**Goal of the exercise:**
Check each line of the listing below for the string "tick", and copy the ones that have it.

**Excerpted data:**
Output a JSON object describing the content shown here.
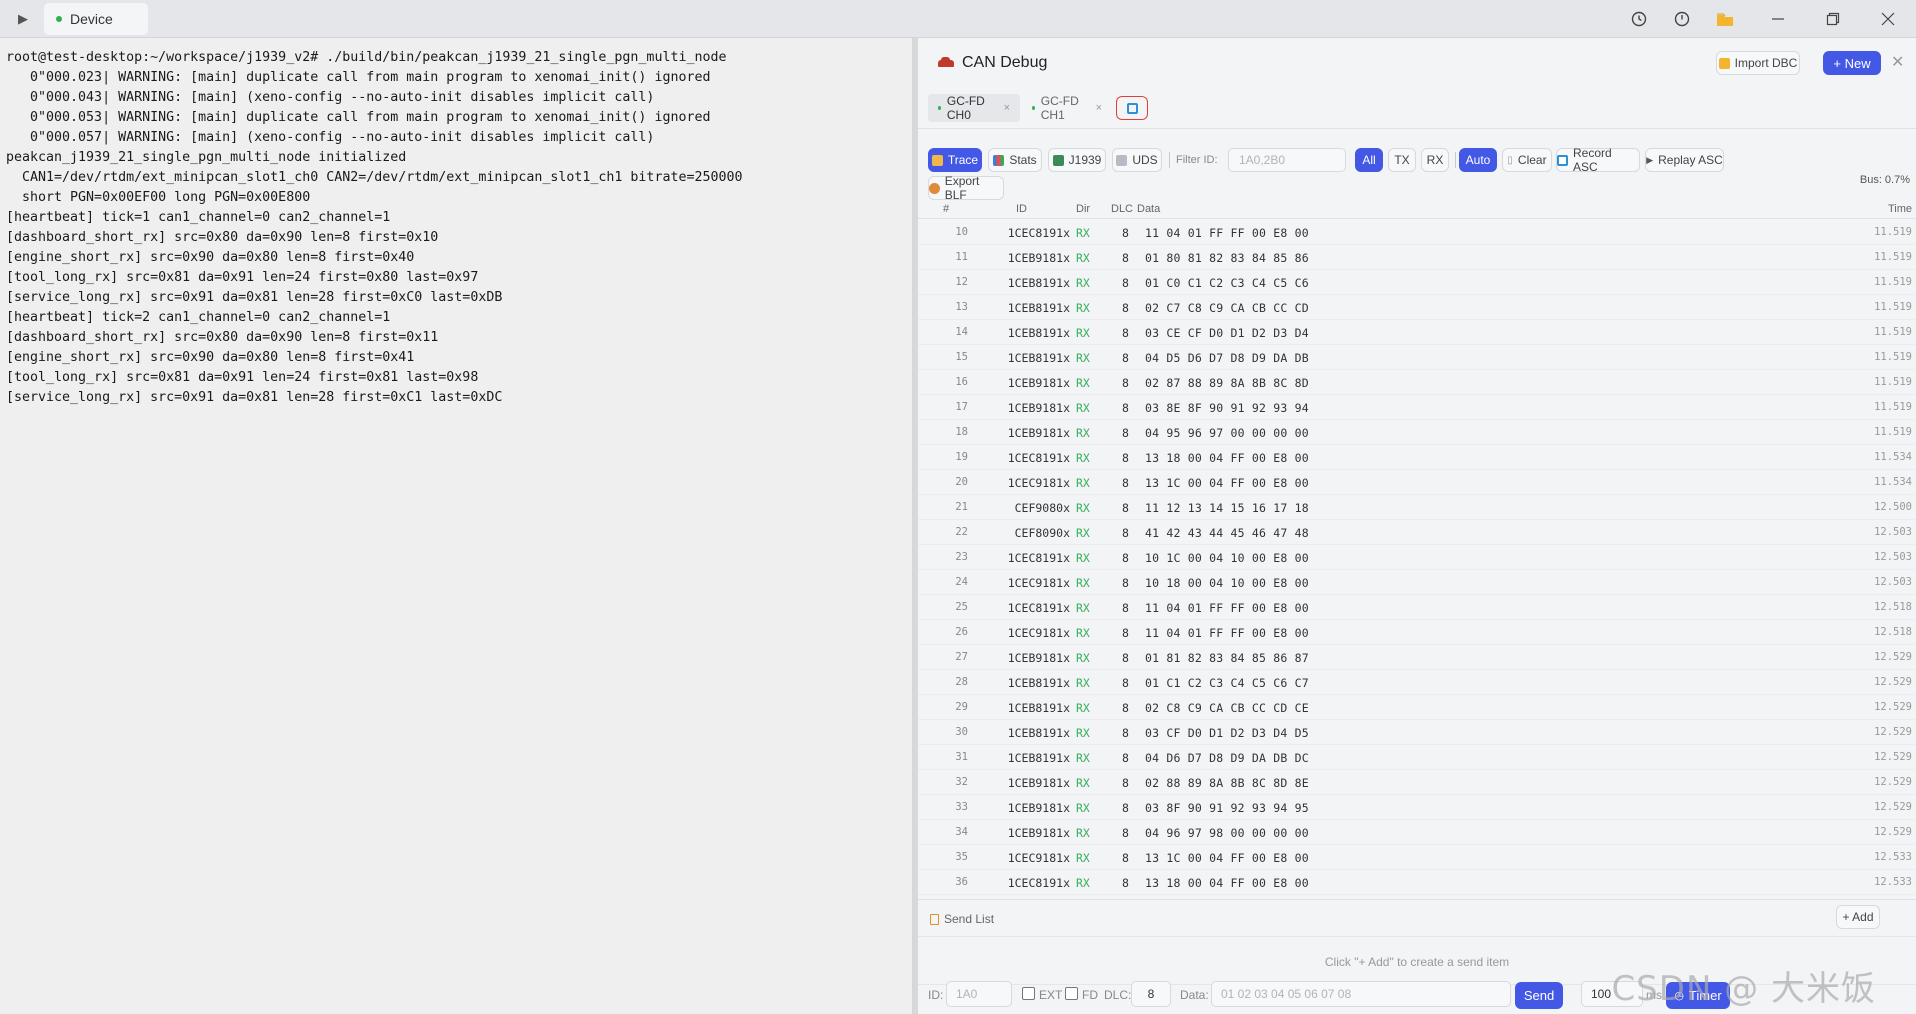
{
  "topbar": {
    "device_tab_label": "Device"
  },
  "terminal": {
    "lines": [
      "root@test-desktop:~/workspace/j1939_v2# ./build/bin/peakcan_j1939_21_single_pgn_multi_node",
      "   0\"000.023| WARNING: [main] duplicate call from main program to xenomai_init() ignored",
      "   0\"000.043| WARNING: [main] (xeno-config --no-auto-init disables implicit call)",
      "   0\"000.053| WARNING: [main] duplicate call from main program to xenomai_init() ignored",
      "   0\"000.057| WARNING: [main] (xeno-config --no-auto-init disables implicit call)",
      "peakcan_j1939_21_single_pgn_multi_node initialized",
      "  CAN1=/dev/rtdm/ext_minipcan_slot1_ch0 CAN2=/dev/rtdm/ext_minipcan_slot1_ch1 bitrate=250000",
      "  short PGN=0x00EF00 long PGN=0x00E800",
      "[heartbeat] tick=1 can1_channel=0 can2_channel=1",
      "[dashboard_short_rx] src=0x80 da=0x90 len=8 first=0x10",
      "[engine_short_rx] src=0x90 da=0x80 len=8 first=0x40",
      "[tool_long_rx] src=0x81 da=0x91 len=24 first=0x80 last=0x97",
      "[service_long_rx] src=0x91 da=0x81 len=28 first=0xC0 last=0xDB",
      "[heartbeat] tick=2 can1_channel=0 can2_channel=1",
      "[dashboard_short_rx] src=0x80 da=0x90 len=8 first=0x11",
      "[engine_short_rx] src=0x90 da=0x80 len=8 first=0x41",
      "[tool_long_rx] src=0x81 da=0x91 len=24 first=0x81 last=0x98",
      "[service_long_rx] src=0x91 da=0x81 len=28 first=0xC1 last=0xDC"
    ]
  },
  "panel": {
    "title": "CAN Debug",
    "import_dbc": "Import DBC",
    "new_btn": "+ New",
    "tabs": [
      {
        "label": "GC-FD CH0",
        "active": true
      },
      {
        "label": "GC-FD CH1",
        "active": false
      }
    ],
    "toolbar": {
      "trace": "Trace",
      "stats": "Stats",
      "j1939": "J1939",
      "uds": "UDS",
      "filter_label": "Filter ID:",
      "filter_placeholder": "1A0,2B0",
      "all": "All",
      "tx": "TX",
      "rx": "RX",
      "auto": "Auto",
      "clear": "Clear",
      "record_asc": "Record ASC",
      "replay_asc": "Replay ASC",
      "export_blf": "Export BLF",
      "bus_load": "Bus: 0.7%"
    },
    "table_headers": {
      "num": "#",
      "id": "ID",
      "dir": "Dir",
      "dlc": "DLC",
      "data": "Data",
      "time": "Time"
    },
    "rows": [
      {
        "n": "10",
        "id": "1CEC8191x",
        "dir": "RX",
        "dlc": "8",
        "data": "11 04 01 FF FF 00 E8 00",
        "time": "11.519"
      },
      {
        "n": "11",
        "id": "1CEB9181x",
        "dir": "RX",
        "dlc": "8",
        "data": "01 80 81 82 83 84 85 86",
        "time": "11.519"
      },
      {
        "n": "12",
        "id": "1CEB8191x",
        "dir": "RX",
        "dlc": "8",
        "data": "01 C0 C1 C2 C3 C4 C5 C6",
        "time": "11.519"
      },
      {
        "n": "13",
        "id": "1CEB8191x",
        "dir": "RX",
        "dlc": "8",
        "data": "02 C7 C8 C9 CA CB CC CD",
        "time": "11.519"
      },
      {
        "n": "14",
        "id": "1CEB8191x",
        "dir": "RX",
        "dlc": "8",
        "data": "03 CE CF D0 D1 D2 D3 D4",
        "time": "11.519"
      },
      {
        "n": "15",
        "id": "1CEB8191x",
        "dir": "RX",
        "dlc": "8",
        "data": "04 D5 D6 D7 D8 D9 DA DB",
        "time": "11.519"
      },
      {
        "n": "16",
        "id": "1CEB9181x",
        "dir": "RX",
        "dlc": "8",
        "data": "02 87 88 89 8A 8B 8C 8D",
        "time": "11.519"
      },
      {
        "n": "17",
        "id": "1CEB9181x",
        "dir": "RX",
        "dlc": "8",
        "data": "03 8E 8F 90 91 92 93 94",
        "time": "11.519"
      },
      {
        "n": "18",
        "id": "1CEB9181x",
        "dir": "RX",
        "dlc": "8",
        "data": "04 95 96 97 00 00 00 00",
        "time": "11.519"
      },
      {
        "n": "19",
        "id": "1CEC8191x",
        "dir": "RX",
        "dlc": "8",
        "data": "13 18 00 04 FF 00 E8 00",
        "time": "11.534"
      },
      {
        "n": "20",
        "id": "1CEC9181x",
        "dir": "RX",
        "dlc": "8",
        "data": "13 1C 00 04 FF 00 E8 00",
        "time": "11.534"
      },
      {
        "n": "21",
        "id": "CEF9080x",
        "dir": "RX",
        "dlc": "8",
        "data": "11 12 13 14 15 16 17 18",
        "time": "12.500"
      },
      {
        "n": "22",
        "id": "CEF8090x",
        "dir": "RX",
        "dlc": "8",
        "data": "41 42 43 44 45 46 47 48",
        "time": "12.503"
      },
      {
        "n": "23",
        "id": "1CEC8191x",
        "dir": "RX",
        "dlc": "8",
        "data": "10 1C 00 04 10 00 E8 00",
        "time": "12.503"
      },
      {
        "n": "24",
        "id": "1CEC9181x",
        "dir": "RX",
        "dlc": "8",
        "data": "10 18 00 04 10 00 E8 00",
        "time": "12.503"
      },
      {
        "n": "25",
        "id": "1CEC8191x",
        "dir": "RX",
        "dlc": "8",
        "data": "11 04 01 FF FF 00 E8 00",
        "time": "12.518"
      },
      {
        "n": "26",
        "id": "1CEC9181x",
        "dir": "RX",
        "dlc": "8",
        "data": "11 04 01 FF FF 00 E8 00",
        "time": "12.518"
      },
      {
        "n": "27",
        "id": "1CEB9181x",
        "dir": "RX",
        "dlc": "8",
        "data": "01 81 82 83 84 85 86 87",
        "time": "12.529"
      },
      {
        "n": "28",
        "id": "1CEB8191x",
        "dir": "RX",
        "dlc": "8",
        "data": "01 C1 C2 C3 C4 C5 C6 C7",
        "time": "12.529"
      },
      {
        "n": "29",
        "id": "1CEB8191x",
        "dir": "RX",
        "dlc": "8",
        "data": "02 C8 C9 CA CB CC CD CE",
        "time": "12.529"
      },
      {
        "n": "30",
        "id": "1CEB8191x",
        "dir": "RX",
        "dlc": "8",
        "data": "03 CF D0 D1 D2 D3 D4 D5",
        "time": "12.529"
      },
      {
        "n": "31",
        "id": "1CEB8191x",
        "dir": "RX",
        "dlc": "8",
        "data": "04 D6 D7 D8 D9 DA DB DC",
        "time": "12.529"
      },
      {
        "n": "32",
        "id": "1CEB9181x",
        "dir": "RX",
        "dlc": "8",
        "data": "02 88 89 8A 8B 8C 8D 8E",
        "time": "12.529"
      },
      {
        "n": "33",
        "id": "1CEB9181x",
        "dir": "RX",
        "dlc": "8",
        "data": "03 8F 90 91 92 93 94 95",
        "time": "12.529"
      },
      {
        "n": "34",
        "id": "1CEB9181x",
        "dir": "RX",
        "dlc": "8",
        "data": "04 96 97 98 00 00 00 00",
        "time": "12.529"
      },
      {
        "n": "35",
        "id": "1CEC9181x",
        "dir": "RX",
        "dlc": "8",
        "data": "13 1C 00 04 FF 00 E8 00",
        "time": "12.533"
      },
      {
        "n": "36",
        "id": "1CEC8191x",
        "dir": "RX",
        "dlc": "8",
        "data": "13 18 00 04 FF 00 E8 00",
        "time": "12.533"
      }
    ],
    "send_list": {
      "title": "Send List",
      "add": "+ Add",
      "empty_hint": "Click \"+ Add\" to create a send item"
    },
    "send_bar": {
      "id_label": "ID:",
      "id_placeholder": "1A0",
      "ext_label": "EXT",
      "fd_label": "FD",
      "dlc_label": "DLC:",
      "dlc_value": "8",
      "data_label": "Data:",
      "data_placeholder": "01 02 03 04 05 06 07 08",
      "send": "Send",
      "period_value": "100",
      "ms": "ms",
      "timer": "Timer"
    },
    "watermark": "CSDN @ 大米饭"
  }
}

**Final result:**
      "[heartbeat] tick=1 can1_channel=0 can2_channel=1",
      "[heartbeat] tick=2 can1_channel=0 can2_channel=1",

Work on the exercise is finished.